● Supplied material
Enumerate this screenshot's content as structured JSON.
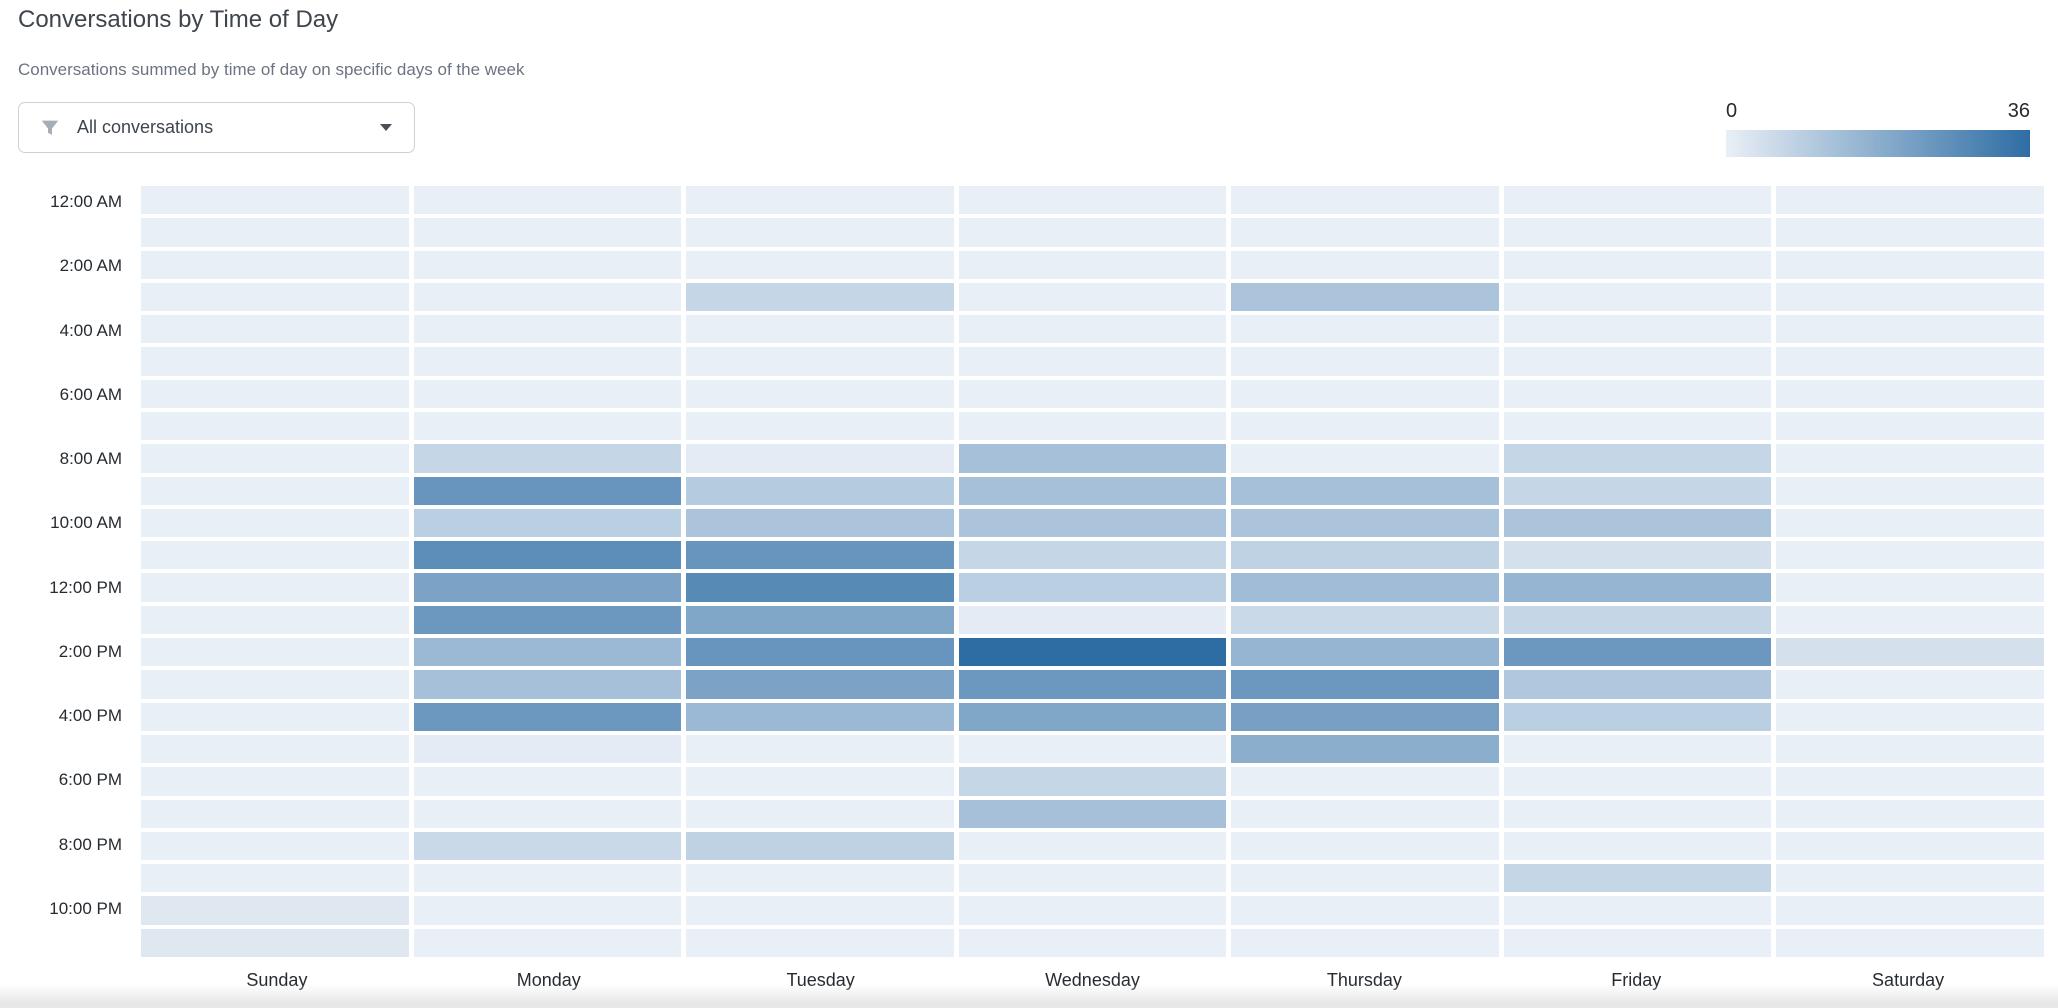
{
  "header": {
    "title": "Conversations by Time of Day",
    "subtitle": "Conversations summed by time of day on specific days of the week"
  },
  "filter": {
    "label": "All conversations",
    "icon": "funnel-icon",
    "caret_icon": "chevron-down-icon"
  },
  "legend": {
    "min_label": "0",
    "max_label": "36"
  },
  "chart_data": {
    "type": "heatmap",
    "title": "Conversations by Time of Day",
    "subtitle": "Conversations summed by time of day on specific days of the week",
    "x_categories": [
      "Sunday",
      "Monday",
      "Tuesday",
      "Wednesday",
      "Thursday",
      "Friday",
      "Saturday"
    ],
    "y_categories": [
      "12 AM",
      "1 AM",
      "2 AM",
      "3 AM",
      "4 AM",
      "5 AM",
      "6 AM",
      "7 AM",
      "8 AM",
      "9 AM",
      "10 AM",
      "11 AM",
      "12 PM",
      "1 PM",
      "2 PM",
      "3 PM",
      "4 PM",
      "5 PM",
      "6 PM",
      "7 PM",
      "8 PM",
      "9 PM",
      "10 PM",
      "11 PM"
    ],
    "y_tick_labels": [
      "12:00 AM",
      "2:00 AM",
      "4:00 AM",
      "6:00 AM",
      "8:00 AM",
      "10:00 AM",
      "12:00 PM",
      "2:00 PM",
      "4:00 PM",
      "6:00 PM",
      "8:00 PM",
      "10:00 PM"
    ],
    "y_tick_every_n_rows": 2,
    "value_range": [
      0,
      36
    ],
    "colorscale": [
      "#e9eff6",
      "#2e6da4"
    ],
    "legend_position": "top-right",
    "grid": false,
    "values_note": "rows are hours 12AM-11PM, columns are days Sunday-Saturday, values estimated from color scale 0-36",
    "values": [
      [
        0,
        0,
        0,
        0,
        0,
        0,
        0
      ],
      [
        0,
        0,
        0,
        0,
        0,
        0,
        0
      ],
      [
        0,
        0,
        0,
        0,
        0,
        0,
        0
      ],
      [
        0,
        0,
        7,
        0,
        12,
        0,
        0
      ],
      [
        0,
        0,
        0,
        0,
        0,
        0,
        0
      ],
      [
        0,
        0,
        0,
        0,
        0,
        0,
        0
      ],
      [
        0,
        0,
        0,
        0,
        0,
        0,
        0
      ],
      [
        0,
        0,
        0,
        0,
        0,
        0,
        0
      ],
      [
        0,
        7,
        1,
        13,
        0,
        7,
        0
      ],
      [
        0,
        25,
        10,
        13,
        13,
        7,
        0
      ],
      [
        0,
        9,
        12,
        12,
        12,
        12,
        0
      ],
      [
        0,
        27,
        25,
        7,
        8,
        4,
        0
      ],
      [
        0,
        21,
        28,
        9,
        14,
        16,
        0
      ],
      [
        0,
        24,
        20,
        1,
        6,
        7,
        0
      ],
      [
        0,
        15,
        25,
        36,
        16,
        24,
        4
      ],
      [
        0,
        13,
        21,
        24,
        24,
        11,
        0
      ],
      [
        0,
        24,
        15,
        20,
        22,
        9,
        0
      ],
      [
        0,
        1,
        0,
        0,
        18,
        0,
        0
      ],
      [
        0,
        0,
        0,
        7,
        0,
        0,
        0
      ],
      [
        0,
        0,
        0,
        13,
        0,
        0,
        0
      ],
      [
        0,
        6,
        8,
        0,
        0,
        0,
        0
      ],
      [
        0,
        0,
        0,
        0,
        0,
        7,
        0
      ],
      [
        2,
        0,
        0,
        0,
        0,
        0,
        0
      ],
      [
        2,
        0,
        0,
        0,
        0,
        0,
        0
      ]
    ]
  }
}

● Your task
Which lines in the listing above hold the word "subtitle"? Show each of them.

● Worked solution
    "subtitle": "Conversations summed by time of day on specific days of the week"
    "subtitle": "Conversations summed by time of day on specific days of the week",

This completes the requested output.